- THE EXERCISE:
Exclude any images and output the remaining records exactly.

___ EXTRACTED ENTRIES

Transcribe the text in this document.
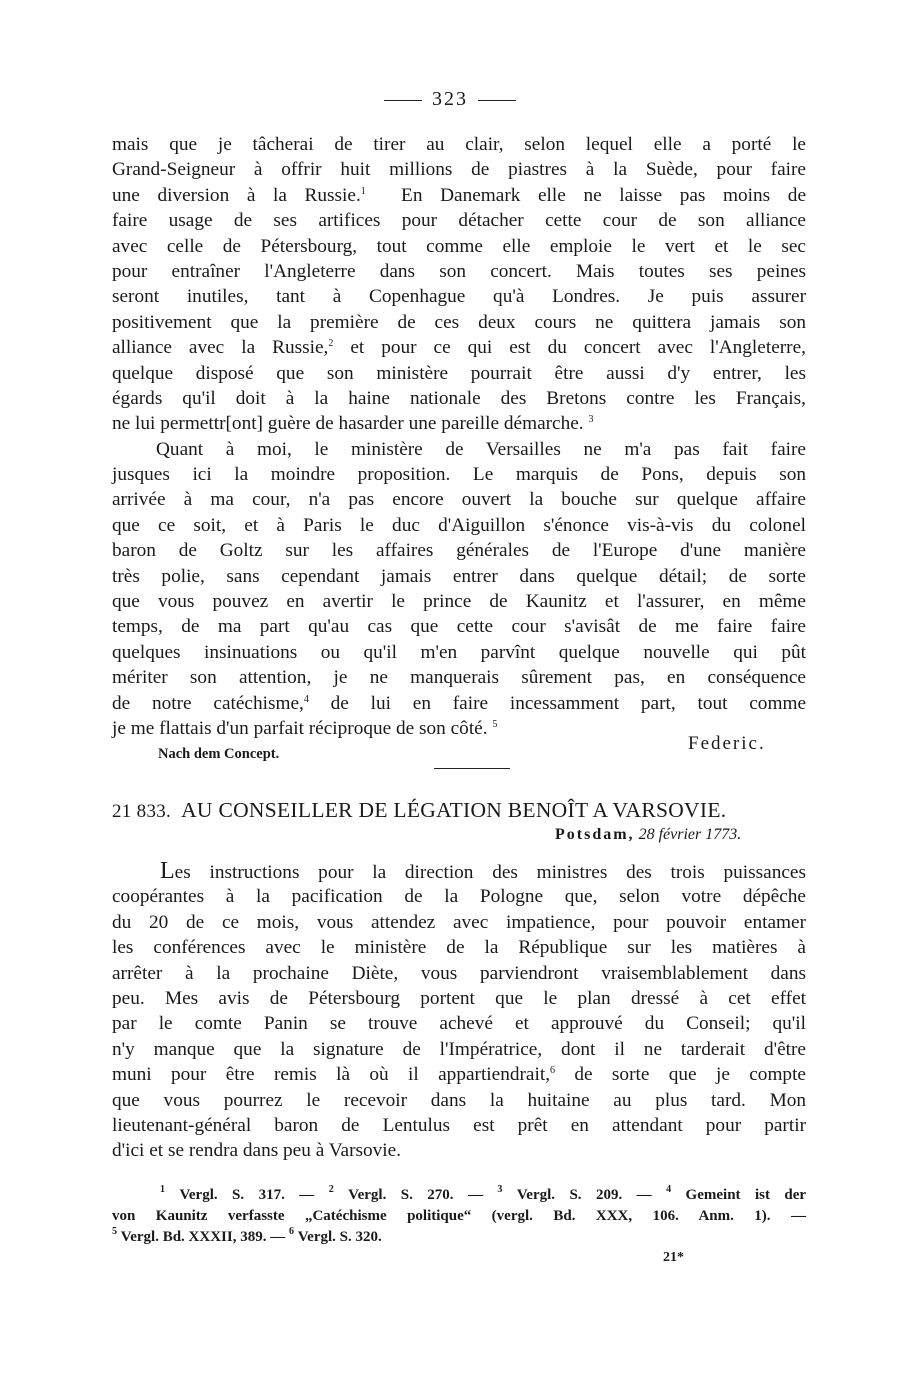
323
mais que je tâcherai de tirer au clair, selon lequel elle a porté le
Grand-Seigneur à offrir huit millions de piastres à la Suède, pour faire
une diversion à la Russie.$^1$ En Danemark elle ne laisse pas moins de
faire usage de ses artifices pour détacher cette cour de son alliance
avec celle de Pétersbourg, tout comme elle emploie le vert et le sec
pour entraîner l'Angleterre dans son concert. Mais toutes ses peines
seront inutiles, tant à Copenhague qu'à Londres. Je puis assurer
positivement que la première de ces deux cours ne quittera jamais son
alliance avec la Russie,$^2$ et pour ce qui est du concert avec l'Angleterre,
quelque disposé que son ministère pourrait être aussi d'y entrer, les
égards qu'il doit à la haine nationale des Bretons contre les Français,
ne lui permettr[ont] guère de hasarder une pareille démarche. $^3$
Quant à moi, le ministère de Versailles ne m'a pas fait faire
jusques ici la moindre proposition. Le marquis de Pons, depuis son
arrivée à ma cour, n'a pas encore ouvert la bouche sur quelque affaire
que ce soit, et à Paris le duc d'Aiguillon s'énonce vis-à-vis du colonel
baron de Goltz sur les affaires générales de l'Europe d'une manière
très polie, sans cependant jamais entrer dans quelque détail; de sorte
que vous pouvez en avertir le prince de Kaunitz et l'assurer, en même
temps, de ma part qu'au cas que cette cour s'avisât de me faire faire
quelques insinuations ou qu'il m'en parvînt quelque nouvelle qui pût
mériter son attention, je ne manquerais sûrement pas, en conséquence
de notre catéchisme,$^4$ de lui en faire incessamment part, tout comme
je me flattais d'un parfait réciproque de son côté. $^5$
Federic.
Nach dem Concept.
21 833. AU CONSEILLER DE LÉGATION BENOÎT A VARSOVIE.
Potsdam, 28 février 1773.
Les instructions pour la direction des ministres des trois puissances
coopérantes à la pacification de la Pologne que, selon votre dépêche
du 20 de ce mois, vous attendez avec impatience, pour pouvoir entamer
les conférences avec le ministère de la République sur les matières à
arrêter à la prochaine Diète, vous parviendront vraisemblablement dans
peu. Mes avis de Pétersbourg portent que le plan dressé à cet effet
par le comte Panin se trouve achevé et approuvé du Conseil; qu'il
n'y manque que la signature de l'Impératrice, dont il ne tarderait d'être
muni pour être remis là où il appartiendrait,$^6$ de sorte que je compte
que vous pourrez le recevoir dans la huitaine au plus tard. Mon
lieutenant-général baron de Lentulus est prêt en attendant pour partir
d'ici et se rendra dans peu à Varsovie.
$^1$ Vergl. S. 317. — $^2$ Vergl. S. 270. — $^3$ Vergl. S. 209. — $^4$ Gemeint ist der
von Kaunitz verfasste „Catéchisme politique“ (vergl. Bd. XXX, 106. Anm. 1). —
$^5$ Vergl. Bd. XXXII, 389. — $^6$ Vergl. S. 320.
21*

______

- SOLUTION FOR THIS EXERCISE:
Transcribe the text in this document.
323
mais que je tâcherai de tirer au clair, selon lequel elle a porté le
Grand-Seigneur à offrir huit millions de piastres à la Suède, pour faire
une diversion à la Russie.$^1$ En Danemark elle ne laisse pas moins de
faire usage de ses artifices pour détacher cette cour de son alliance
avec celle de Pétersbourg, tout comme elle emploie le vert et le sec
pour entraîner l'Angleterre dans son concert. Mais toutes ses peines
seront inutiles, tant à Copenhague qu'à Londres. Je puis assurer
positivement que la première de ces deux cours ne quittera jamais son
alliance avec la Russie,$^2$ et pour ce qui est du concert avec l'Angleterre,
quelque disposé que son ministère pourrait être aussi d'y entrer, les
égards qu'il doit à la haine nationale des Bretons contre les Français,
ne lui permettr[ont] guère de hasarder une pareille démarche. $^3$
Quant à moi, le ministère de Versailles ne m'a pas fait faire
jusques ici la moindre proposition. Le marquis de Pons, depuis son
arrivée à ma cour, n'a pas encore ouvert la bouche sur quelque affaire
que ce soit, et à Paris le duc d'Aiguillon s'énonce vis-à-vis du colonel
baron de Goltz sur les affaires générales de l'Europe d'une manière
très polie, sans cependant jamais entrer dans quelque détail; de sorte
que vous pouvez en avertir le prince de Kaunitz et l'assurer, en même
temps, de ma part qu'au cas que cette cour s'avisât de me faire faire
quelques insinuations ou qu'il m'en parvînt quelque nouvelle qui pût
mériter son attention, je ne manquerais sûrement pas, en conséquence
de notre catéchisme,$^4$ de lui en faire incessamment part, tout comme
je me flattais d'un parfait réciproque de son côté. $^5$
Federic.
Nach dem Concept.
21 833. AU CONSEILLER DE LÉGATION BENOÎT A VARSOVIE.
Potsdam, 28 février 1773.
Les instructions pour la direction des ministres des trois puissances
coopérantes à la pacification de la Pologne que, selon votre dépêche
du 20 de ce mois, vous attendez avec impatience, pour pouvoir entamer
les conférences avec le ministère de la République sur les matières à
arrêter à la prochaine Diète, vous parviendront vraisemblablement dans
peu. Mes avis de Pétersbourg portent que le plan dressé à cet effet
par le comte Panin se trouve achevé et approuvé du Conseil; qu'il
n'y manque que la signature de l'Impératrice, dont il ne tarderait d'être
muni pour être remis là où il appartiendrait,$^6$ de sorte que je compte
que vous pourrez le recevoir dans la huitaine au plus tard. Mon
lieutenant-général baron de Lentulus est prêt en attendant pour partir
d'ici et se rendra dans peu à Varsovie.
$^1$ Vergl. S. 317. — $^2$ Vergl. S. 270. — $^3$ Vergl. S. 209. — $^4$ Gemeint ist der
von Kaunitz verfasste „Catéchisme politique“ (vergl. Bd. XXX, 106. Anm. 1). —
$^5$ Vergl. Bd. XXXII, 389. — $^6$ Vergl. S. 320.
21*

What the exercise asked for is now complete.